List each line of the data that holds the word "Taegeuk".

━━━ Material for this exercise ━━━

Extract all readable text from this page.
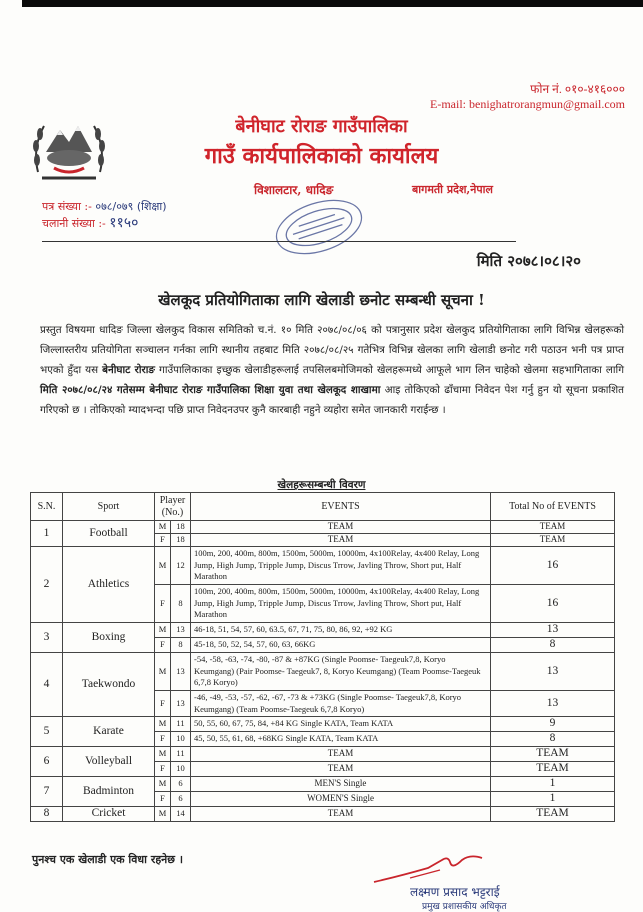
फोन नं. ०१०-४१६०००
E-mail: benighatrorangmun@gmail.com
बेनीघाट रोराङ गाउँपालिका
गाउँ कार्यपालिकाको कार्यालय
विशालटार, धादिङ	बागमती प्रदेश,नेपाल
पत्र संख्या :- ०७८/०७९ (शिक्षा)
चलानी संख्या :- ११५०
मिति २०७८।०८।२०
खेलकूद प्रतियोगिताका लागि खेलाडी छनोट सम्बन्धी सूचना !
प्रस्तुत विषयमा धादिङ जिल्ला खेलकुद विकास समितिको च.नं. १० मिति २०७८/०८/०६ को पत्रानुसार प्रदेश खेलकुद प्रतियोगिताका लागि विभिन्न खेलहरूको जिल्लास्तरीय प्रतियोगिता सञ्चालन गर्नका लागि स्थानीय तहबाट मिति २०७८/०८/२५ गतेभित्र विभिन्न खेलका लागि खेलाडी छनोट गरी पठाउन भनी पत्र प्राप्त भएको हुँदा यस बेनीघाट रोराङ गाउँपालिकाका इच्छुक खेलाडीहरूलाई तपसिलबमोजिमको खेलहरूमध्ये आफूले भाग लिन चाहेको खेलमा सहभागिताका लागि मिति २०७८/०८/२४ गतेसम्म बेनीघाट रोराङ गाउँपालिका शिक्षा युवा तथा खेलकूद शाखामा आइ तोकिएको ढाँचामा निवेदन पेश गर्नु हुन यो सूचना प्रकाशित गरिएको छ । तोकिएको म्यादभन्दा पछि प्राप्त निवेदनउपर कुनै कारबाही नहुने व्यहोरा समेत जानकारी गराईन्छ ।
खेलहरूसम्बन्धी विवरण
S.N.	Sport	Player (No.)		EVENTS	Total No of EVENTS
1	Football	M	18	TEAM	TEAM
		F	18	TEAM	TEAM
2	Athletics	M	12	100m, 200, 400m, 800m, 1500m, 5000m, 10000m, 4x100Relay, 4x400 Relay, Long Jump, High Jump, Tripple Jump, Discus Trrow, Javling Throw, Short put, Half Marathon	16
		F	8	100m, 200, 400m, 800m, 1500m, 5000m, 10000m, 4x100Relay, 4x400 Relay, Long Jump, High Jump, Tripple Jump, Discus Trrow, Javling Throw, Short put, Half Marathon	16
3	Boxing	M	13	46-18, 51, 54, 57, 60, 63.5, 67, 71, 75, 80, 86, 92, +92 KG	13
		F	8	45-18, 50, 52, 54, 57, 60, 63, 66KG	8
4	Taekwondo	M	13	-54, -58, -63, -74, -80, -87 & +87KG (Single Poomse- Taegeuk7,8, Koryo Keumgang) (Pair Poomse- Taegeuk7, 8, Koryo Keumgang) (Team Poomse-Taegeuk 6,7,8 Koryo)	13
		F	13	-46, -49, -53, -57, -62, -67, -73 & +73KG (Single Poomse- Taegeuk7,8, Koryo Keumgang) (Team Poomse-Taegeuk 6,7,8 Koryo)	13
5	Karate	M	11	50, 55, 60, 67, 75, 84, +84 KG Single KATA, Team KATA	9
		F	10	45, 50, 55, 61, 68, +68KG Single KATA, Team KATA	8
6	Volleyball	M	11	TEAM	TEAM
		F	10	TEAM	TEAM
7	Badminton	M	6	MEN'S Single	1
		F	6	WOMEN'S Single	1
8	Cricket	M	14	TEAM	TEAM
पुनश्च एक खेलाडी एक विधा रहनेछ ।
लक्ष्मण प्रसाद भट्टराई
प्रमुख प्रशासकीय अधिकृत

━━━
━━━ Material for this exercise ━━━

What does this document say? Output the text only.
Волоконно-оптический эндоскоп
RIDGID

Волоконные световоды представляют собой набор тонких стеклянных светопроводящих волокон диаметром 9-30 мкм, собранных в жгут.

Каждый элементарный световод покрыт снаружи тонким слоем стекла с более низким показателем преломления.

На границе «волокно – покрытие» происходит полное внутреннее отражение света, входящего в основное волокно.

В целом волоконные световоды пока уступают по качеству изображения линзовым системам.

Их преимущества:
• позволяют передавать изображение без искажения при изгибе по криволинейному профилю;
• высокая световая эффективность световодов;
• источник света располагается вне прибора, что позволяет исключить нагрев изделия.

━━━

*Reply to the task*:
4	Taekwondo	M	13	-54, -58, -63, -74, -80, -87 & +87KG (Single Poomse- Taegeuk7,8, Koryo Keumgang) (Pair Poomse- Taegeuk7, 8, Koryo Keumgang) (Team Poomse-Taegeuk 6,7,8 Koryo)	13
		F	13	-46, -49, -53, -57, -62, -67, -73 & +73KG (Single Poomse- Taegeuk7,8, Koryo Keumgang) (Team Poomse-Taegeuk 6,7,8 Koryo)	13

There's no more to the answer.